**SHORT EXERCISE**. Every entry must be duplicated precisely as written.

--------------------

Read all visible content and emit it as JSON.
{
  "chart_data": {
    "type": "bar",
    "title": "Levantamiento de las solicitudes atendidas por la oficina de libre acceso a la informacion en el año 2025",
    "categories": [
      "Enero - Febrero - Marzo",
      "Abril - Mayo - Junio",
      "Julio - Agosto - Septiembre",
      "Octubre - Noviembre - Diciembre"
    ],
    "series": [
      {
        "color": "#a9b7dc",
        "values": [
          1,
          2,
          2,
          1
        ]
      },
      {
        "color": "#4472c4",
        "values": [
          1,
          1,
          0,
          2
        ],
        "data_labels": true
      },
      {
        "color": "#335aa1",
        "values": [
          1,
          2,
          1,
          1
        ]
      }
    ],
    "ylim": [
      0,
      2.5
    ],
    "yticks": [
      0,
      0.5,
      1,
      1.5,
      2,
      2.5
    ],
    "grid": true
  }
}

--------------------

**THE RESULT**.
Read all visible content and emit it as JSON.
{
  "chart_data": {
    "type": "bar",
    "title": "Levantamiento de las solicitudes atendidas por la oficina de libre acceso a la informacion en el año 2025",
    "categories": [
      "Enero - Febrero - Marzo",
      "Abril - Mayo - Junio",
      "Julio - Agosto - Septiembre",
      "Octubre - Noviembre - Diciembre"
    ],
    "series": [
      {
        "color": "#a9b7dc",
        "values": [
          1,
          2,
          2,
          1
        ]
      },
      {
        "color": "#4472c4",
        "values": [
          1,
          1,
          0,
          2
        ],
        "data_labels": true
      },
      {
        "color": "#335aa1",
        "values": [
          1,
          2,
          1,
          1
        ]
      }
    ],
    "ylim": [
      0,
      2.5
    ],
    "yticks": [
      0,
      0.5,
      1,
      1.5,
      2,
      2.5
    ],
    "grid": true
  }
}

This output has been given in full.